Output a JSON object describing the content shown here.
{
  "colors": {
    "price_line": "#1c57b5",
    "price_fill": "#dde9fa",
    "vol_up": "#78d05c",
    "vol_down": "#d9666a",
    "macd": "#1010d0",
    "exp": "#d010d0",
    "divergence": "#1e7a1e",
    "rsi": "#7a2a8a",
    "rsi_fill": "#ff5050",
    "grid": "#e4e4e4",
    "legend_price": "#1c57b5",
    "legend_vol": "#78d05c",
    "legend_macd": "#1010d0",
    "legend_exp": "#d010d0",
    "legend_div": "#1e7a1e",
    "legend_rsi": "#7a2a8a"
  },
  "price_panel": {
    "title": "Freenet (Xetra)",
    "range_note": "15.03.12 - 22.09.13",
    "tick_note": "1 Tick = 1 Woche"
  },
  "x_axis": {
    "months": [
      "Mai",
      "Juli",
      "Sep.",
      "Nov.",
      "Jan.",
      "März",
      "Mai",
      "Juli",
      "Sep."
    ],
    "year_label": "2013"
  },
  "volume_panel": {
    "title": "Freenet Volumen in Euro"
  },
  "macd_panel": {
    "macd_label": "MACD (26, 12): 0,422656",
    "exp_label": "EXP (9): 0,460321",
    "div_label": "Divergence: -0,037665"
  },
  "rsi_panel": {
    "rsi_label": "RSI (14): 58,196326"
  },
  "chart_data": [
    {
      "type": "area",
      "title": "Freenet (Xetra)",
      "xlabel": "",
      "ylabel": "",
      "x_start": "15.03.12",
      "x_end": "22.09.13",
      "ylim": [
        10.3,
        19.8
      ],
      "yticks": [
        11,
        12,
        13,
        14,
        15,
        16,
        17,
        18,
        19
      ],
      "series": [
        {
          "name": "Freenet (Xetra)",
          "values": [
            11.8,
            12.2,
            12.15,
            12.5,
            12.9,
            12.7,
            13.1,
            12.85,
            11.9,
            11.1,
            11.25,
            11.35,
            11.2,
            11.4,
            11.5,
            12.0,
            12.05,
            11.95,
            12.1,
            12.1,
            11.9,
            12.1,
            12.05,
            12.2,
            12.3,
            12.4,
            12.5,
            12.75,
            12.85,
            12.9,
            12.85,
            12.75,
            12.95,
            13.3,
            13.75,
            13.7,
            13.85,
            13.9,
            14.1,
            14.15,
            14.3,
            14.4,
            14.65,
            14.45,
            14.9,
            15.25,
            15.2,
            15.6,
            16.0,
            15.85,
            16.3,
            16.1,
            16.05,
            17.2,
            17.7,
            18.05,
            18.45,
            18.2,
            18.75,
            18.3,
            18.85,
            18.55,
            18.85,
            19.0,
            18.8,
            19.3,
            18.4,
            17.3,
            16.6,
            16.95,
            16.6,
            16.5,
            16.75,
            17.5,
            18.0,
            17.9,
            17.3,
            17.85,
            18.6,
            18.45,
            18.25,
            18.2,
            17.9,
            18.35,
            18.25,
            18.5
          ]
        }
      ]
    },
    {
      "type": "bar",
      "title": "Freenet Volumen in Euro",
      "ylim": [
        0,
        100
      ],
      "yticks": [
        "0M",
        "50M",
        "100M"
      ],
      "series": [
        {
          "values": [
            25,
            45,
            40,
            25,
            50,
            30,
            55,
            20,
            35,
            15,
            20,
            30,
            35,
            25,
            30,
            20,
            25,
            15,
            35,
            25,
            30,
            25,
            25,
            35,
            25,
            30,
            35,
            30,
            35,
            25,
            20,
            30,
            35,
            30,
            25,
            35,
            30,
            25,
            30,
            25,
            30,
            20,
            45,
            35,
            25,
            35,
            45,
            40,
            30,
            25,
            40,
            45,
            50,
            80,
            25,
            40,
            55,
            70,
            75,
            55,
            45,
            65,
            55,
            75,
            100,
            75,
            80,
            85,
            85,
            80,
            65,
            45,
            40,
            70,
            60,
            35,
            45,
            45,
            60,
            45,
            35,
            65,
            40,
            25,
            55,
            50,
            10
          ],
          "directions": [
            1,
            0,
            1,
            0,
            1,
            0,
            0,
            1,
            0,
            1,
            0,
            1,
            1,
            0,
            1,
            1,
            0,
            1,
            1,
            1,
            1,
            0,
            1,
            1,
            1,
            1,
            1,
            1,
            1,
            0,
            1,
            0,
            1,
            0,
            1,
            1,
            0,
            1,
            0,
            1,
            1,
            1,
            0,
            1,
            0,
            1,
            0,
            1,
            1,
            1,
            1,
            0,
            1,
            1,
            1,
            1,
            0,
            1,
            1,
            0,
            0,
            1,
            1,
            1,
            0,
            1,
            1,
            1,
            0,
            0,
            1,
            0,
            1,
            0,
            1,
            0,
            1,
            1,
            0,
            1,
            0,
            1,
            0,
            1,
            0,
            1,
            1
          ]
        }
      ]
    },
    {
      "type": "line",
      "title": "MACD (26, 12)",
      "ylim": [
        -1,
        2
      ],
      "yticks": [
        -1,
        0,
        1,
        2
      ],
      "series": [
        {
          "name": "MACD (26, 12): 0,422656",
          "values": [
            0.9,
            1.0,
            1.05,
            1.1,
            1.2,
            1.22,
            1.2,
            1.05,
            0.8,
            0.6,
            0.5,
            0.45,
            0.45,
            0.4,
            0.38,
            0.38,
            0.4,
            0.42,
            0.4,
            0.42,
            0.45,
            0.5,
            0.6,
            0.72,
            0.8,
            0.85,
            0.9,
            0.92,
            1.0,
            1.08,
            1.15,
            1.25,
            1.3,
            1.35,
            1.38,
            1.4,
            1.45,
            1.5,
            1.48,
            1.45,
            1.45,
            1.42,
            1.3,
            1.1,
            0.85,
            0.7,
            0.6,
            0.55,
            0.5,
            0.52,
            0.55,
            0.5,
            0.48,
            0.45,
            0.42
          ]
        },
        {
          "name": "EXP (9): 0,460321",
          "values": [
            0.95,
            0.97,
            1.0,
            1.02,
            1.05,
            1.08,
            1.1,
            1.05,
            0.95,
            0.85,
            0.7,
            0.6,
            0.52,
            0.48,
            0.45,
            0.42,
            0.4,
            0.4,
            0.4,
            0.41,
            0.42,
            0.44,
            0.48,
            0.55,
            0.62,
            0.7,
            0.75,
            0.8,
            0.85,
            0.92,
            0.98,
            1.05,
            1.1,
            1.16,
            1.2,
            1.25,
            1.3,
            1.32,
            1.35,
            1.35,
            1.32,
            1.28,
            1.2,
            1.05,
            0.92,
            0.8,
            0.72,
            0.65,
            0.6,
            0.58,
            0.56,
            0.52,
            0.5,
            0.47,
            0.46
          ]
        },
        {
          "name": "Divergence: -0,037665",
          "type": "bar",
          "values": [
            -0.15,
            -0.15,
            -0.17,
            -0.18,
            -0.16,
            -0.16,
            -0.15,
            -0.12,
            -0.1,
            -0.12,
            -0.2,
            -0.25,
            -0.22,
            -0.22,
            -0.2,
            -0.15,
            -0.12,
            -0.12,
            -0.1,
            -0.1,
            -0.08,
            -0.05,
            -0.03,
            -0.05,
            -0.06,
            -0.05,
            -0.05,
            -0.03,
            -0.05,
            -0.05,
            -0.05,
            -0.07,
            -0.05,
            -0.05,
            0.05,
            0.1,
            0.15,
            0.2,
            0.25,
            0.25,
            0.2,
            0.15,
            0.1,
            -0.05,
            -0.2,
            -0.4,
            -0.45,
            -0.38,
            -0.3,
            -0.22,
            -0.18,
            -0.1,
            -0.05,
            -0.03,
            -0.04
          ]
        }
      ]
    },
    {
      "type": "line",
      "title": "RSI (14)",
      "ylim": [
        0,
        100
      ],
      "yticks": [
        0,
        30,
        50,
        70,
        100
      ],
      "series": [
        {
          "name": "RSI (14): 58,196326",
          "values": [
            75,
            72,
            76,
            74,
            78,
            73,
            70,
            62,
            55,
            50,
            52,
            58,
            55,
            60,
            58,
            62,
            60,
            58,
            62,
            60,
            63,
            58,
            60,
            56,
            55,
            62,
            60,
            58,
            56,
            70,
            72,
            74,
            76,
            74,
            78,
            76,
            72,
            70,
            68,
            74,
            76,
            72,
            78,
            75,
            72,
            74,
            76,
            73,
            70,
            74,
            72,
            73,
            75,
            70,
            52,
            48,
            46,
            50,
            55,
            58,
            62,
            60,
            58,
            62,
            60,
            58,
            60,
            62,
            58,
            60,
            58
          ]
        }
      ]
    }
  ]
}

* [Direction]: State the count of lines with the word "name" in them, and write nothing else.

* [Finished exercise]: 5